• **The problem**:
All lines holding the string "content" should be copied from the data below.

• **Data extract**:

---+---

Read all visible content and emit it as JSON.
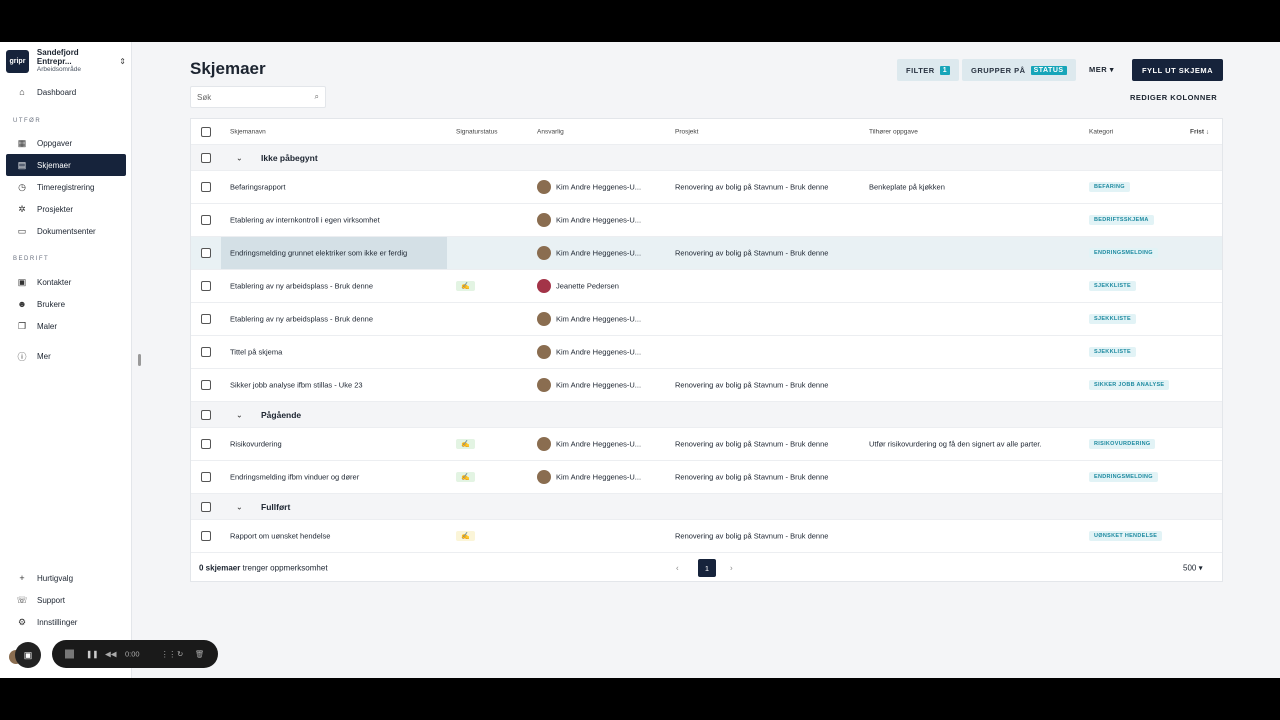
{
  "workspace": {
    "logo": "gripr",
    "name": "Sandefjord Entrepr...",
    "subtitle": "Arbeidsområde"
  },
  "sidebar": {
    "top": [
      {
        "label": "Dashboard",
        "icon": "home-icon"
      }
    ],
    "section_utfor": "UTFØR",
    "utfor": [
      {
        "label": "Oppgaver",
        "icon": "calendar-icon"
      },
      {
        "label": "Skjemaer",
        "icon": "form-icon",
        "active": true
      },
      {
        "label": "Timeregistrering",
        "icon": "clock-icon"
      },
      {
        "label": "Prosjekter",
        "icon": "project-icon"
      },
      {
        "label": "Dokumentsenter",
        "icon": "folder-icon"
      }
    ],
    "section_bedrift": "BEDRIFT",
    "bedrift": [
      {
        "label": "Kontakter",
        "icon": "contacts-icon"
      },
      {
        "label": "Brukere",
        "icon": "user-icon"
      },
      {
        "label": "Maler",
        "icon": "template-icon"
      }
    ],
    "more": "Mer",
    "bottom": [
      {
        "label": "Hurtigvalg",
        "icon": "plus-icon"
      },
      {
        "label": "Support",
        "icon": "support-icon"
      },
      {
        "label": "Innstillinger",
        "icon": "gear-icon"
      }
    ]
  },
  "page": {
    "title": "Skjemaer",
    "search_placeholder": "Søk",
    "filter_label": "FILTER",
    "filter_count": "1",
    "group_label": "GRUPPER PÅ",
    "group_value": "STATUS",
    "more_label": "MER",
    "fill_label": "FYLL UT SKJEMA",
    "edit_columns": "REDIGER KOLONNER"
  },
  "table": {
    "columns": [
      "Skjemanavn",
      "Signaturstatus",
      "Ansvarlig",
      "Prosjekt",
      "Tilhører oppgave",
      "Kategori",
      "Frist"
    ],
    "groups": [
      {
        "name": "Ikke påbegynt",
        "rows": [
          {
            "name": "Befaringsrapport",
            "sig": "",
            "owner": "Kim Andre Heggenes-U...",
            "project": "Renovering av bolig på Stavnum - Bruk denne",
            "task": "Benkeplate på kjøkken",
            "category": "BEFARING"
          },
          {
            "name": "Etablering av internkontroll i egen virksomhet",
            "sig": "",
            "owner": "Kim Andre Heggenes-U...",
            "project": "",
            "task": "",
            "category": "BEDRIFTSSKJEMA"
          },
          {
            "name": "Endringsmelding grunnet elektriker som ikke er ferdig",
            "sig": "",
            "owner": "Kim Andre Heggenes-U...",
            "project": "Renovering av bolig på Stavnum - Bruk denne",
            "task": "",
            "category": "ENDRINGSMELDING"
          },
          {
            "name": "Etablering av ny arbeidsplass - Bruk denne",
            "sig": "green",
            "owner": "Jeanette Pedersen",
            "project": "",
            "task": "",
            "category": "SJEKKLISTE"
          },
          {
            "name": "Etablering av ny arbeidsplass - Bruk denne",
            "sig": "",
            "owner": "Kim Andre Heggenes-U...",
            "project": "",
            "task": "",
            "category": "SJEKKLISTE"
          },
          {
            "name": "Tittel på skjema",
            "sig": "",
            "owner": "Kim Andre Heggenes-U...",
            "project": "",
            "task": "",
            "category": "SJEKKLISTE"
          },
          {
            "name": "Sikker jobb analyse ifbm stillas - Uke 23",
            "sig": "",
            "owner": "Kim Andre Heggenes-U...",
            "project": "Renovering av bolig på Stavnum - Bruk denne",
            "task": "",
            "category": "SIKKER JOBB ANALYSE"
          }
        ]
      },
      {
        "name": "Pågående",
        "rows": [
          {
            "name": "Risikovurdering",
            "sig": "green",
            "owner": "Kim Andre Heggenes-U...",
            "project": "Renovering av bolig på Stavnum - Bruk denne",
            "task": "Utfør risikovurdering og få den signert av alle parter.",
            "category": "RISIKOVURDERING"
          },
          {
            "name": "Endringsmelding ifbm vinduer og dører",
            "sig": "green",
            "owner": "Kim Andre Heggenes-U...",
            "project": "Renovering av bolig på Stavnum - Bruk denne",
            "task": "",
            "category": "ENDRINGSMELDING"
          }
        ]
      },
      {
        "name": "Fullført",
        "rows": [
          {
            "name": "Rapport om uønsket hendelse",
            "sig": "yellow",
            "owner": "",
            "project": "Renovering av bolig på Stavnum - Bruk denne",
            "task": "",
            "category": "UØNSKET HENDELSE"
          }
        ]
      }
    ]
  },
  "footer": {
    "count": "0 skjemaer",
    "count_suffix": "trenger oppmerksomhet",
    "page": "1",
    "per_page": "500"
  },
  "recorder": {
    "time": "0:00"
  },
  "colors": {
    "navy": "#16233b",
    "accent": "#16a5b9"
  }
}
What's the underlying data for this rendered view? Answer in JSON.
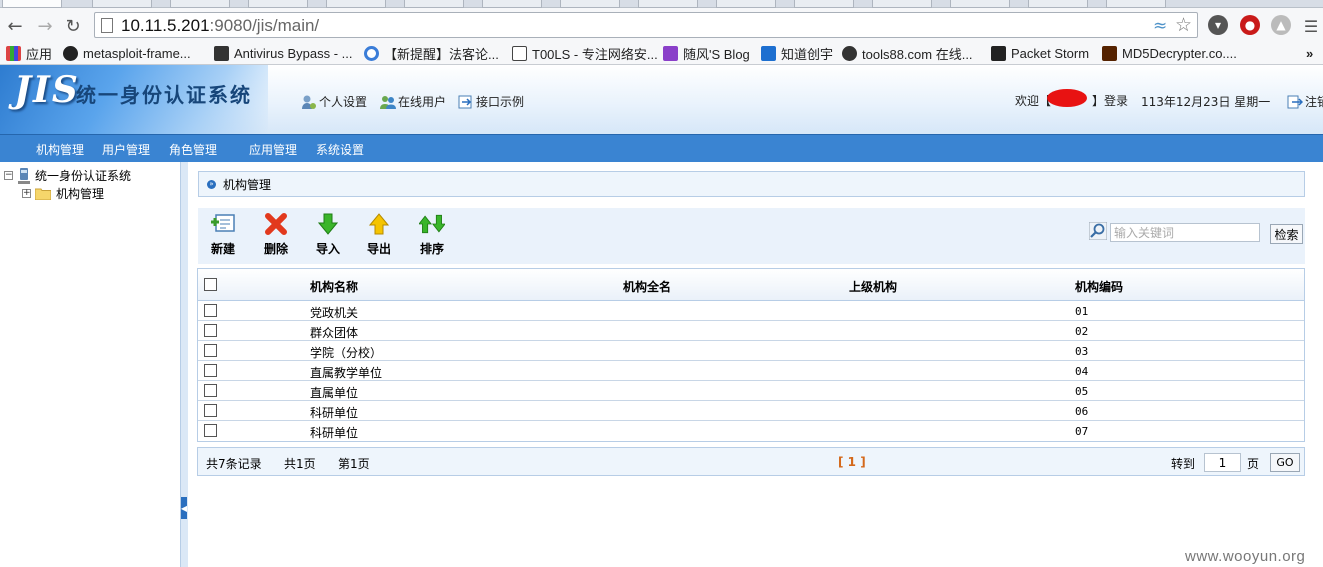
{
  "browser": {
    "url_host": "10.11.5.201",
    "url_rest": ":9080/jis/main/",
    "bookmarks": [
      {
        "label": "应用",
        "color": "#d44"
      },
      {
        "label": "metasploit-frame...",
        "color": "#222"
      },
      {
        "label": "Antivirus Bypass - ...",
        "color": "#333"
      },
      {
        "label": "【新提醒】法客论...",
        "color": "#3b7dd8"
      },
      {
        "label": "T00LS - 专注网络安...",
        "color": "#444"
      },
      {
        "label": "随风'S Blog",
        "color": "#8a3fc9"
      },
      {
        "label": "知道创宇",
        "color": "#1d6fd0"
      },
      {
        "label": "tools88.com 在线...",
        "color": "#333"
      },
      {
        "label": "Packet Storm",
        "color": "#222"
      },
      {
        "label": "MD5Decrypter.co....",
        "color": "#552200"
      }
    ]
  },
  "header": {
    "logo": "JIS",
    "system_title": "统一身份认证系统",
    "links": [
      "个人设置",
      "在线用户",
      "接口示例"
    ],
    "welcome_prefix": "欢迎【",
    "welcome_suffix": "】登录",
    "date": "113年12月23日 星期一",
    "logout": "注销"
  },
  "nav": [
    "机构管理",
    "用户管理",
    "角色管理",
    "应用管理",
    "系统设置"
  ],
  "tree": {
    "root": "统一身份认证系统",
    "child": "机构管理"
  },
  "content": {
    "title": "机构管理",
    "actions": [
      "新建",
      "删除",
      "导入",
      "导出",
      "排序"
    ],
    "search_placeholder": "输入关键词",
    "search_button": "检索",
    "columns": [
      "机构名称",
      "机构全名",
      "上级机构",
      "机构编码"
    ],
    "rows": [
      {
        "name": "党政机关",
        "fullname": "",
        "parent": "",
        "code": "01"
      },
      {
        "name": "群众团体",
        "fullname": "",
        "parent": "",
        "code": "02"
      },
      {
        "name": "学院（分校）",
        "fullname": "",
        "parent": "",
        "code": "03"
      },
      {
        "name": "直属教学单位",
        "fullname": "",
        "parent": "",
        "code": "04"
      },
      {
        "name": "直属单位",
        "fullname": "",
        "parent": "",
        "code": "05"
      },
      {
        "name": "科研单位",
        "fullname": "",
        "parent": "",
        "code": "06"
      },
      {
        "name": "科研单位",
        "fullname": "",
        "parent": "",
        "code": "07"
      }
    ],
    "pager": {
      "total": "共7条记录",
      "pages": "共1页",
      "current": "第1页",
      "indicator": "[ 1 ]",
      "goto_label": "转到",
      "goto_value": "1",
      "page_unit": "页",
      "go": "GO"
    }
  },
  "watermark": "www.wooyun.org"
}
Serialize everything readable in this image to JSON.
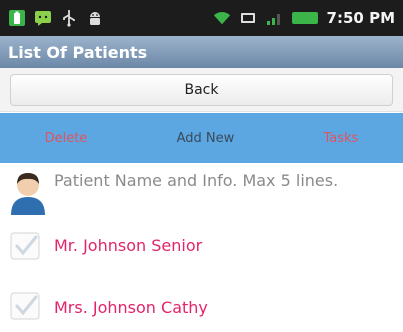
{
  "status_bar": {
    "time": "7:50 PM",
    "icons": [
      "battery-notification-icon",
      "chat-icon",
      "usb-icon",
      "android-icon",
      "wifi-icon",
      "sd-card-icon",
      "signal-icon",
      "battery-icon"
    ]
  },
  "title": "List Of Patients",
  "back_button": "Back",
  "toolbar": {
    "delete": "Delete",
    "add_new": "Add New",
    "tasks": "Tasks"
  },
  "header": {
    "text": "Patient Name and Info. Max 5 lines."
  },
  "patients": [
    "Mr. Johnson Senior",
    "Mrs. Johnson Cathy"
  ],
  "colors": {
    "status_bar_bg": "#1c1c1c",
    "title_bar": "#7d97b4",
    "toolbar_bg": "#5ca7e2",
    "red_action": "#e0545f",
    "patient_name": "#e2246a",
    "green_icon": "#3bb44a"
  }
}
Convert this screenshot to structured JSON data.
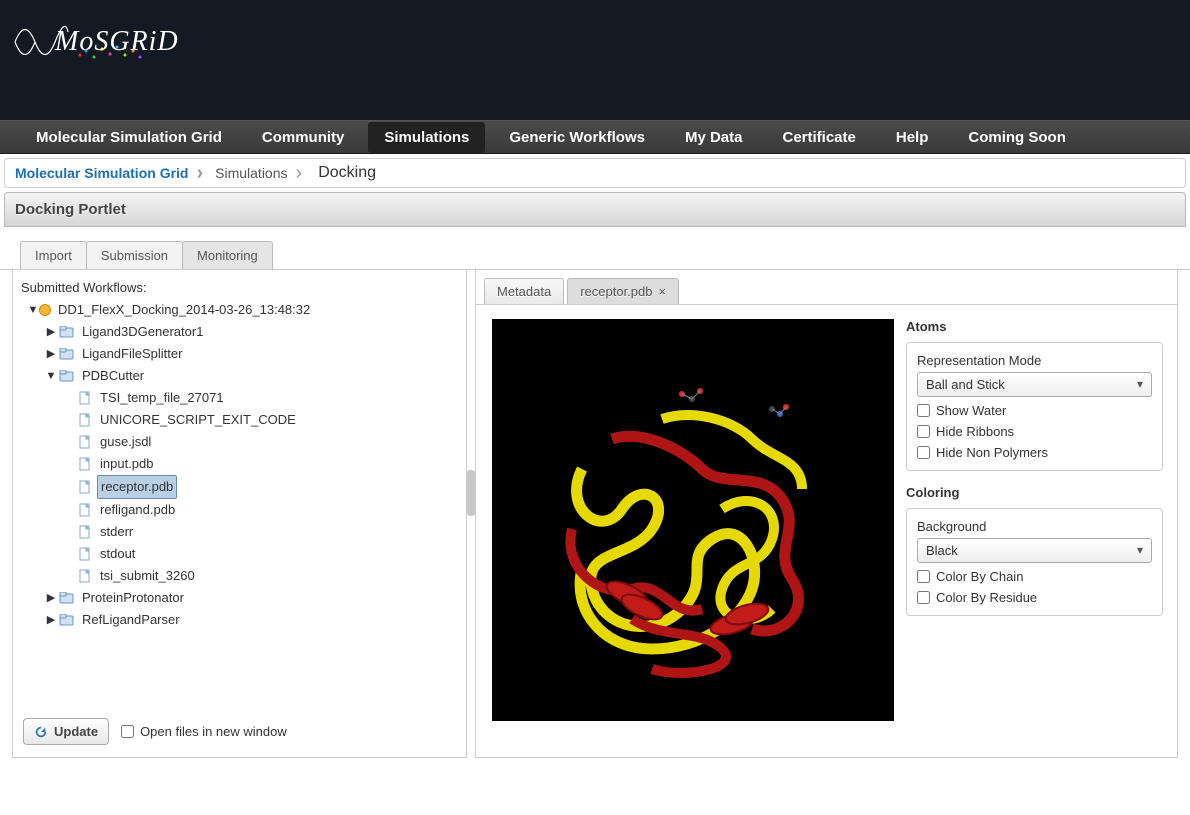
{
  "logo_text": "MoSGRiD",
  "nav": {
    "items": [
      {
        "label": "Molecular Simulation Grid",
        "active": false
      },
      {
        "label": "Community",
        "active": false
      },
      {
        "label": "Simulations",
        "active": true
      },
      {
        "label": "Generic Workflows",
        "active": false
      },
      {
        "label": "My Data",
        "active": false
      },
      {
        "label": "Certificate",
        "active": false
      },
      {
        "label": "Help",
        "active": false
      },
      {
        "label": "Coming Soon",
        "active": false
      }
    ]
  },
  "breadcrumb": {
    "items": [
      {
        "label": "Molecular Simulation Grid",
        "kind": "link"
      },
      {
        "label": "Simulations",
        "kind": "link2"
      },
      {
        "label": "Docking",
        "kind": "current"
      }
    ]
  },
  "portlet_title": "Docking Portlet",
  "outer_tabs": [
    {
      "label": "Import",
      "active": false
    },
    {
      "label": "Submission",
      "active": false
    },
    {
      "label": "Monitoring",
      "active": true
    }
  ],
  "left": {
    "title": "Submitted Workflows:",
    "workflow_label": "DD1_FlexX_Docking_2014-03-26_13:48:32",
    "nodes": {
      "ligand3d": "Ligand3DGenerator1",
      "ligandsplit": "LigandFileSplitter",
      "pdbcutter": "PDBCutter",
      "files": {
        "tsi_temp": "TSI_temp_file_27071",
        "unicore": "UNICORE_SCRIPT_EXIT_CODE",
        "guse": "guse.jsdl",
        "input": "input.pdb",
        "receptor": "receptor.pdb",
        "refligand": "refligand.pdb",
        "stderr": "stderr",
        "stdout": "stdout",
        "tsi_submit": "tsi_submit_3260"
      },
      "proteinprot": "ProteinProtonator",
      "refligparser": "RefLigandParser"
    },
    "update_label": "Update",
    "open_new_window_label": "Open files in new window"
  },
  "inner_tabs": [
    {
      "label": "Metadata",
      "closable": false,
      "active": false
    },
    {
      "label": "receptor.pdb",
      "closable": true,
      "active": true
    }
  ],
  "atoms": {
    "title": "Atoms",
    "rep_label": "Representation Mode",
    "rep_value": "Ball and Stick",
    "show_water": "Show Water",
    "hide_ribbons": "Hide Ribbons",
    "hide_nonpoly": "Hide Non Polymers"
  },
  "coloring": {
    "title": "Coloring",
    "bg_label": "Background",
    "bg_value": "Black",
    "by_chain": "Color By Chain",
    "by_residue": "Color By Residue"
  }
}
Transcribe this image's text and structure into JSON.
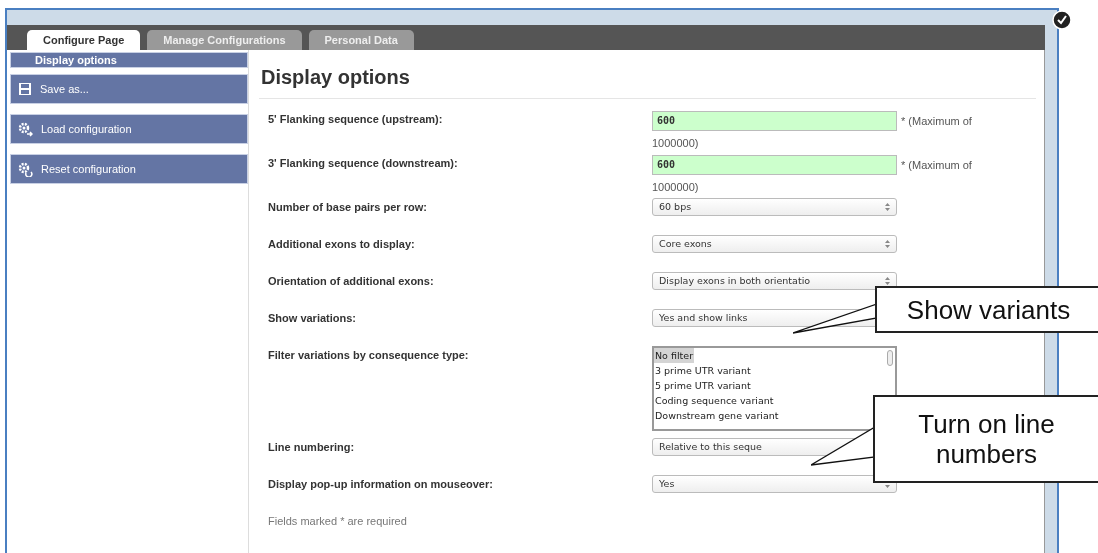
{
  "tabs": [
    {
      "label": "Configure Page",
      "selected": true
    },
    {
      "label": "Manage Configurations",
      "selected": false
    },
    {
      "label": "Personal Data",
      "selected": false
    }
  ],
  "sidebar": {
    "heading": "Display options",
    "items": [
      {
        "kind": "save",
        "label": "Save as..."
      },
      {
        "kind": "load",
        "label": "Load configuration"
      },
      {
        "kind": "reset",
        "label": "Reset configuration"
      }
    ]
  },
  "main": {
    "title": "Display options",
    "fields": [
      {
        "kind": "text",
        "label": "5' Flanking sequence (upstream):",
        "value": "600",
        "note_lines": [
          "* (Maximum of",
          "1000000)"
        ]
      },
      {
        "kind": "text",
        "label": "3' Flanking sequence (downstream):",
        "value": "600",
        "note_lines": [
          "* (Maximum of",
          "1000000)"
        ]
      },
      {
        "kind": "select",
        "label": "Number of base pairs per row:",
        "value": "60 bps"
      },
      {
        "kind": "select",
        "label": "Additional exons to display:",
        "value": "Core exons"
      },
      {
        "kind": "select",
        "label": "Orientation of additional exons:",
        "value": "Display exons in both orientatio"
      },
      {
        "kind": "select",
        "label": "Show variations:",
        "value": "Yes and show links"
      },
      {
        "kind": "list",
        "label": "Filter variations by consequence type:",
        "options": [
          {
            "label": "No filter",
            "selected": true
          },
          {
            "label": "3 prime UTR variant",
            "selected": false
          },
          {
            "label": "5 prime UTR variant",
            "selected": false
          },
          {
            "label": "Coding sequence variant",
            "selected": false
          },
          {
            "label": "Downstream gene variant",
            "selected": false
          }
        ]
      },
      {
        "kind": "select",
        "label": "Line numbering:",
        "value": "Relative to this seque"
      },
      {
        "kind": "select",
        "label": "Display pop-up information on mouseover:",
        "value": "Yes"
      }
    ],
    "footer": "Fields marked * are required"
  },
  "callouts": [
    {
      "text": "Show variants"
    },
    {
      "text": "Turn on line numbers"
    }
  ]
}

---+---

• **Response**:
Read all visible content and emit it as JSON.
  "content": {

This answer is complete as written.